• **Page**
Cette dalle mortuaire est appelée "la Dalle du Chevalier". |
C'est la Société d'Étude
Scientifique de l'Aude (S.E.S.A.) qui remarqua pour la première fois cette curieuse pierre,
comme l'indique Élie Tisseyre,
un érudit local, dans un extrait du
bulletin de 1906 (tome 17 page
98‑105) : |
"...cependant dans un petit jardin contigu à
l'église, un des nôtres a reconnu dans une dalle grossièrement
sculptée ou plutôt gravée un ancien vestige qui daterait du
Ve siècle ; il est regrettable que cette dalle serve de
marche d'escalier et soit exposée dehors à toutes
les intempéries. Sa place serait bien mieux à l'intérieur de
l'église et remplacerait avantageusement quelque panneau verni
ou doré."
Elie Tisseyre |
Par la suite, dans un autre
bulletin de la S.E.S.A. 1909 tome 20 page 128,
Antoine
Fagès signale : |
De
Campagne‑les‑Bains à Rennes‑Le‑Château
Bulletin de la Société d'Études Scientifique de
l'Aude,
Tome 20, 1909, p128‑133
"... au pied de la Croix de Mission, on
remarque une pierre tombale qui fut découverte, lors du dallage
de l'église, placée à plat devant le maître‑autel. Elle est en grès très friable
et le travail qui en forme la beauté aurait disparu depuis
longtemps si, lors de sa découverte, le dessin n'eut été en
dessous.
On y voit deux
cavaliers la lance au poing, dans un décor ogival : serait‑ce la
reproduction d'un tournoi ? "
Antoine Fagès |
L'emplacement extérieur de la
Dalle du Chevalier ne semble pas choisi au hasard comme le
montre le plan des jardins ci‑dessous.

• **Entrées extraites**
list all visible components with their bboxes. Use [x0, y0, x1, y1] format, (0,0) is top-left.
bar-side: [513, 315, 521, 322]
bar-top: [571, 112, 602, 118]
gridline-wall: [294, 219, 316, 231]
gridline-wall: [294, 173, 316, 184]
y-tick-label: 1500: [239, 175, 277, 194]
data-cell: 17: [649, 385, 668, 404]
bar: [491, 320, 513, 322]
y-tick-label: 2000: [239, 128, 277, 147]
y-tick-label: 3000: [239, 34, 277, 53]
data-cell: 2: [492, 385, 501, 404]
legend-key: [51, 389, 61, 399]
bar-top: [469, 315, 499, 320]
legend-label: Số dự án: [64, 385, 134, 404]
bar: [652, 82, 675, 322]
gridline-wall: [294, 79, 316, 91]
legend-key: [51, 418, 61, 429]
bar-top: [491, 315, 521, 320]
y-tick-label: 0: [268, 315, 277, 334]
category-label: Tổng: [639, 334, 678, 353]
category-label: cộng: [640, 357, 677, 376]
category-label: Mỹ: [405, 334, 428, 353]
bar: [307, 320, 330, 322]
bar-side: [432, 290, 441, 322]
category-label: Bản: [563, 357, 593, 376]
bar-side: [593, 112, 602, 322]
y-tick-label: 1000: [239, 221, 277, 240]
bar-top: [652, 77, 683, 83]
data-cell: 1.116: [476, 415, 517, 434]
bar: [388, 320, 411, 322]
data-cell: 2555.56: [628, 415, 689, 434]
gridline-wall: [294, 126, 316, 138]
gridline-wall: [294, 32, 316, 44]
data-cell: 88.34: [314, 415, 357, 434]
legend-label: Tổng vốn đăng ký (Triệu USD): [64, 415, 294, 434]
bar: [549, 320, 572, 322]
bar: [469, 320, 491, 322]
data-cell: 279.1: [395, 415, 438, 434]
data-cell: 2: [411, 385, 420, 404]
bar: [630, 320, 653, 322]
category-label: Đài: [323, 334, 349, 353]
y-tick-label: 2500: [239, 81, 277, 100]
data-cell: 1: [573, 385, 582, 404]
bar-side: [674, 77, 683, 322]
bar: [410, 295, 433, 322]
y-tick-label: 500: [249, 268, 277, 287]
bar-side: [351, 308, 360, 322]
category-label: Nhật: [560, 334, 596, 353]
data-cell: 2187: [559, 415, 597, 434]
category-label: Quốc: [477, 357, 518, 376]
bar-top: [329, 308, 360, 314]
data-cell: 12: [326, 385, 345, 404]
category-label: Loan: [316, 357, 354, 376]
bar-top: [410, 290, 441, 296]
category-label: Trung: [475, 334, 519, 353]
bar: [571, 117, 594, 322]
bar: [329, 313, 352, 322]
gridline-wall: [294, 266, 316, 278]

• **Consigne**
Pour chaque affirmation, dites si elle concorde avec le texte sur la Dalle du Chevalier, en répondant par oui ou par non et en citant mot pour mot les mots du texte qui tranchent. 1. Élie Tisseyre rapporte que la dalle servait de marche d'escalier. 2. Selon Antoine Fagès, la pierre tombale est en marbre. 3. Antoine Fagès dit que la pierre montre trois cavaliers. Les enregistrements n'ont aucun rôle ici.

• **Corrigé**
1. Oui : « il est regrettable que cette dalle serve de marche d'escalier ».
2. Non : « Elle est en grès très friable ».
3. Non : « On y voit deux cavaliers la lance au poing ».